(Records from a dataset)
══════════
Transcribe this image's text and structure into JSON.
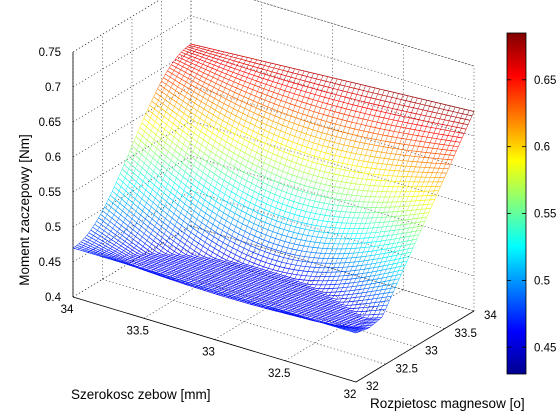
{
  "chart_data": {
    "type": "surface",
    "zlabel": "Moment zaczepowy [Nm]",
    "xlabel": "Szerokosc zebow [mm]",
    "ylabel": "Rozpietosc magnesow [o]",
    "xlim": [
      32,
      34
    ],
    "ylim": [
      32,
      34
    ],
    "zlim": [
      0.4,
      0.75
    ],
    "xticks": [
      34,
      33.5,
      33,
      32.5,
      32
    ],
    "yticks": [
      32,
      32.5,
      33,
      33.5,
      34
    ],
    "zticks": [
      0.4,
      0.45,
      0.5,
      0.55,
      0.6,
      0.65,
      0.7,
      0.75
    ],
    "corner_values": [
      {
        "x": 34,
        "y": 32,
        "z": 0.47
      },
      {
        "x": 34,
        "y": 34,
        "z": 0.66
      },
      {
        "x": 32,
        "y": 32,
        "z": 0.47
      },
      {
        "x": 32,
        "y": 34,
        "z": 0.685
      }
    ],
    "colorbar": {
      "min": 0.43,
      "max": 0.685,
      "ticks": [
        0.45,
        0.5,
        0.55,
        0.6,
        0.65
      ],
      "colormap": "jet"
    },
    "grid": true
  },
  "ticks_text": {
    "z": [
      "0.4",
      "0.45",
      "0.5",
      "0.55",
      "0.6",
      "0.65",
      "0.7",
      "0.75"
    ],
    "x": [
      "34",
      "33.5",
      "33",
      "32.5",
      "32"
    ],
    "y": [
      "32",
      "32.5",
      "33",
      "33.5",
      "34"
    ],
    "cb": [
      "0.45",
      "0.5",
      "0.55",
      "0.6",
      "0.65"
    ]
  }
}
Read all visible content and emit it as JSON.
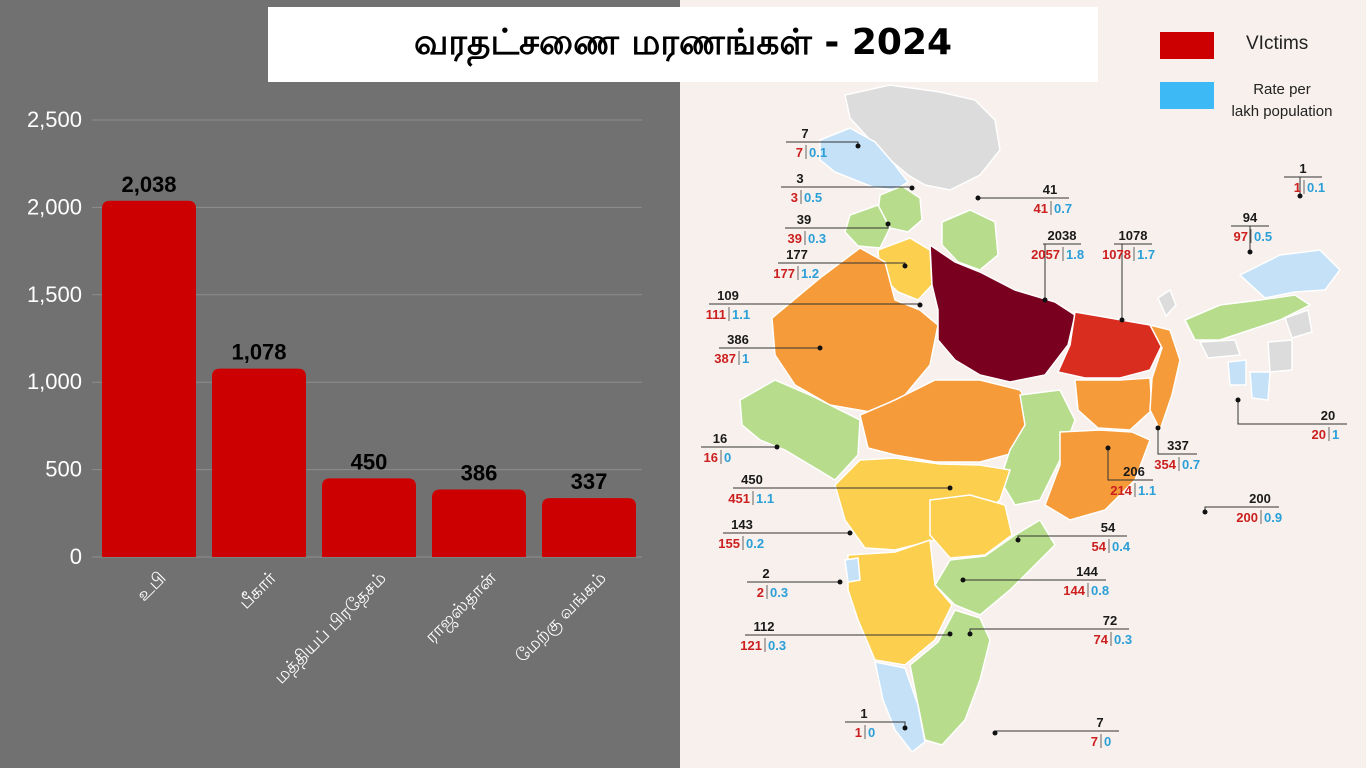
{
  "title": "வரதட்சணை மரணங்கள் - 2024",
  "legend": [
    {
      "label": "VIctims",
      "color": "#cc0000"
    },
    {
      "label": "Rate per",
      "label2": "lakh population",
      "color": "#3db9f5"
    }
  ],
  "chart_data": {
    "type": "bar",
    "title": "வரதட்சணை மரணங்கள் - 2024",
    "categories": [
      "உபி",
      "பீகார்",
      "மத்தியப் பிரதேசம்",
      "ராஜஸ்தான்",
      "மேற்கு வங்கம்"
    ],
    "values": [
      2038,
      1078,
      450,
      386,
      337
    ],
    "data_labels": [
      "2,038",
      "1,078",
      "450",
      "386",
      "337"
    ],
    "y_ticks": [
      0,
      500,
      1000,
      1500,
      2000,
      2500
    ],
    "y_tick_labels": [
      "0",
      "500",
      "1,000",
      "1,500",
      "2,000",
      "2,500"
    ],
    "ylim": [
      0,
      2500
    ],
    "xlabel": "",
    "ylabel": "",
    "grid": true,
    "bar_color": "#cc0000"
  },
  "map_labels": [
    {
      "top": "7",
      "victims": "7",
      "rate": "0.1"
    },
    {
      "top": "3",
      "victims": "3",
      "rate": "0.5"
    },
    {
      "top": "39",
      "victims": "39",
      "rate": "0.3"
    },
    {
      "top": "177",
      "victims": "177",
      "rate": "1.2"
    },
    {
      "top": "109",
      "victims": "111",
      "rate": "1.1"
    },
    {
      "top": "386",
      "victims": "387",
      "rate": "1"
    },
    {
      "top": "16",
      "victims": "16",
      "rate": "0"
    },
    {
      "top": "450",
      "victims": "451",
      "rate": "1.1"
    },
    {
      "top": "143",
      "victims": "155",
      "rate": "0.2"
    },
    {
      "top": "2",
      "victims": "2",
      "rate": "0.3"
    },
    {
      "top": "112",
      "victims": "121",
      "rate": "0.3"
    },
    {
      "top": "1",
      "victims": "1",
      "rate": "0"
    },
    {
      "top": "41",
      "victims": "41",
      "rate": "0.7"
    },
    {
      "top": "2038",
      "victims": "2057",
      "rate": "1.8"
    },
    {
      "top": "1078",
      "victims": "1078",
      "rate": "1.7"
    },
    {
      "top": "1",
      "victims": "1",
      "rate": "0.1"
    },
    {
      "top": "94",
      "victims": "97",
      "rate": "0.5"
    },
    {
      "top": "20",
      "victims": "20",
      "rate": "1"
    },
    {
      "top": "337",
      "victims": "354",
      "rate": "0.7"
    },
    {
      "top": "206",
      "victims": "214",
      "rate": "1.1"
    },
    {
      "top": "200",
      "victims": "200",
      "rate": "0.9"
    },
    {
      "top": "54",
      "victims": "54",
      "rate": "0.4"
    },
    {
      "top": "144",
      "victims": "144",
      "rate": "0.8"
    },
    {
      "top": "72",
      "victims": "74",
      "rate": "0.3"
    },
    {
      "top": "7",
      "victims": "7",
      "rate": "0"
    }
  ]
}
══════════
### Given problem
Look for the word "JSON" in every line of the listing and copy the lines that have it.

### Response to the task
Transcribe this image's text and structure into JSON.
Read all visible content and emit it as JSON.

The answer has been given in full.